GIVEN ENTRIES:
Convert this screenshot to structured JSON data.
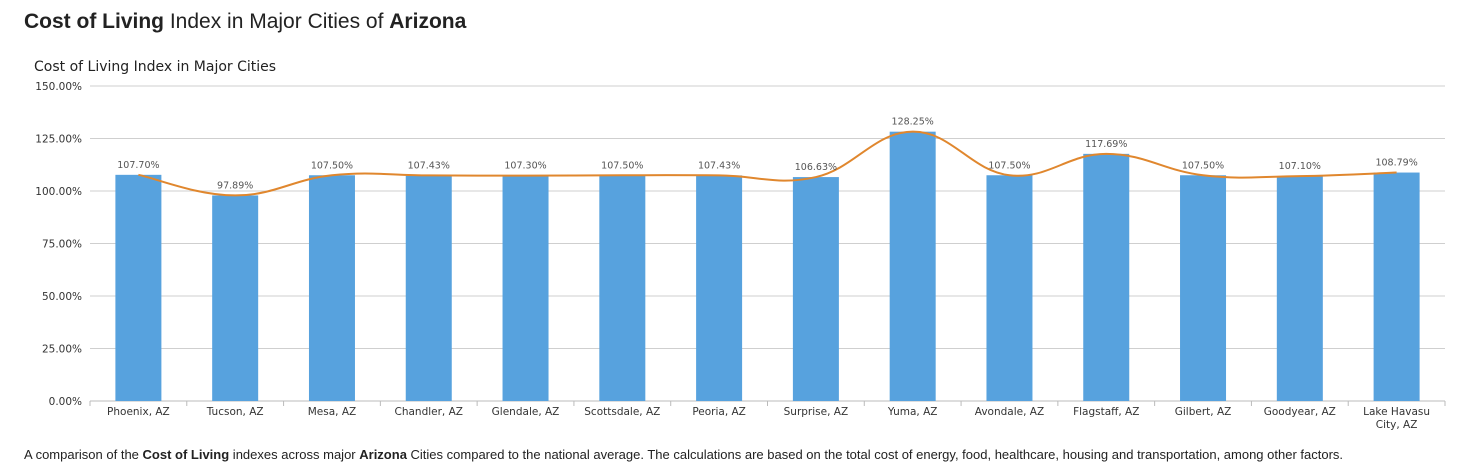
{
  "page": {
    "title_bold_1": "Cost of Living",
    "title_mid": " Index in Major Cities of ",
    "title_bold_2": "Arizona"
  },
  "caption": {
    "part1": "A comparison of the ",
    "bold1": "Cost of Living",
    "part2": " indexes across major ",
    "bold2": "Arizona",
    "part3": " Cities compared to the national average. The calculations are based on the total cost of energy, food, healthcare, housing and transportation, among other factors."
  },
  "colors": {
    "bar": "#57a2de",
    "line": "#e0872e",
    "grid": "#cfcfcf"
  },
  "chart_data": {
    "type": "bar",
    "title": "Cost of Living Index in Major Cities",
    "categories": [
      "Phoenix, AZ",
      "Tucson, AZ",
      "Mesa, AZ",
      "Chandler, AZ",
      "Glendale, AZ",
      "Scottsdale, AZ",
      "Peoria, AZ",
      "Surprise, AZ",
      "Yuma, AZ",
      "Avondale, AZ",
      "Flagstaff, AZ",
      "Gilbert, AZ",
      "Goodyear, AZ",
      "Lake Havasu City, AZ"
    ],
    "category_label_lines": [
      [
        "Phoenix, AZ"
      ],
      [
        "Tucson, AZ"
      ],
      [
        "Mesa, AZ"
      ],
      [
        "Chandler, AZ"
      ],
      [
        "Glendale, AZ"
      ],
      [
        "Scottsdale, AZ"
      ],
      [
        "Peoria, AZ"
      ],
      [
        "Surprise, AZ"
      ],
      [
        "Yuma, AZ"
      ],
      [
        "Avondale, AZ"
      ],
      [
        "Flagstaff, AZ"
      ],
      [
        "Gilbert, AZ"
      ],
      [
        "Goodyear, AZ"
      ],
      [
        "Lake Havasu",
        "City, AZ"
      ]
    ],
    "values": [
      107.7,
      97.89,
      107.5,
      107.43,
      107.3,
      107.5,
      107.43,
      106.63,
      128.25,
      107.5,
      117.69,
      107.5,
      107.1,
      108.79
    ],
    "value_labels": [
      "107.70%",
      "97.89%",
      "107.50%",
      "107.43%",
      "107.30%",
      "107.50%",
      "107.43%",
      "106.63%",
      "128.25%",
      "107.50%",
      "117.69%",
      "107.50%",
      "107.10%",
      "108.79%"
    ],
    "overlay": "smoothed line through bar values",
    "ylim": [
      0,
      150
    ],
    "yticks": [
      0,
      25,
      50,
      75,
      100,
      125,
      150
    ],
    "ytick_labels": [
      "0.00%",
      "25.00%",
      "50.00%",
      "75.00%",
      "100.00%",
      "125.00%",
      "150.00%"
    ],
    "grid": true,
    "legend": "none"
  }
}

TASK DESCRIPTION:
Every record above should come back exactly, but without its pictures.

TASK RESULT:
Convert this screenshot to structured JSON data.
{
  "page": {
    "title_bold_1": "Cost of Living",
    "title_mid": " Index in Major Cities of ",
    "title_bold_2": "Arizona"
  },
  "caption": {
    "part1": "A comparison of the ",
    "bold1": "Cost of Living",
    "part2": " indexes across major ",
    "bold2": "Arizona",
    "part3": " Cities compared to the national average. The calculations are based on the total cost of energy, food, healthcare, housing and transportation, among other factors."
  },
  "colors": {
    "bar": "#57a2de",
    "line": "#e0872e",
    "grid": "#cfcfcf"
  },
  "chart_data": {
    "type": "bar",
    "title": "Cost of Living Index in Major Cities",
    "categories": [
      "Phoenix, AZ",
      "Tucson, AZ",
      "Mesa, AZ",
      "Chandler, AZ",
      "Glendale, AZ",
      "Scottsdale, AZ",
      "Peoria, AZ",
      "Surprise, AZ",
      "Yuma, AZ",
      "Avondale, AZ",
      "Flagstaff, AZ",
      "Gilbert, AZ",
      "Goodyear, AZ",
      "Lake Havasu City, AZ"
    ],
    "category_label_lines": [
      [
        "Phoenix, AZ"
      ],
      [
        "Tucson, AZ"
      ],
      [
        "Mesa, AZ"
      ],
      [
        "Chandler, AZ"
      ],
      [
        "Glendale, AZ"
      ],
      [
        "Scottsdale, AZ"
      ],
      [
        "Peoria, AZ"
      ],
      [
        "Surprise, AZ"
      ],
      [
        "Yuma, AZ"
      ],
      [
        "Avondale, AZ"
      ],
      [
        "Flagstaff, AZ"
      ],
      [
        "Gilbert, AZ"
      ],
      [
        "Goodyear, AZ"
      ],
      [
        "Lake Havasu",
        "City, AZ"
      ]
    ],
    "values": [
      107.7,
      97.89,
      107.5,
      107.43,
      107.3,
      107.5,
      107.43,
      106.63,
      128.25,
      107.5,
      117.69,
      107.5,
      107.1,
      108.79
    ],
    "value_labels": [
      "107.70%",
      "97.89%",
      "107.50%",
      "107.43%",
      "107.30%",
      "107.50%",
      "107.43%",
      "106.63%",
      "128.25%",
      "107.50%",
      "117.69%",
      "107.50%",
      "107.10%",
      "108.79%"
    ],
    "overlay": "smoothed line through bar values",
    "ylim": [
      0,
      150
    ],
    "yticks": [
      0,
      25,
      50,
      75,
      100,
      125,
      150
    ],
    "ytick_labels": [
      "0.00%",
      "25.00%",
      "50.00%",
      "75.00%",
      "100.00%",
      "125.00%",
      "150.00%"
    ],
    "grid": true,
    "legend": "none"
  }
}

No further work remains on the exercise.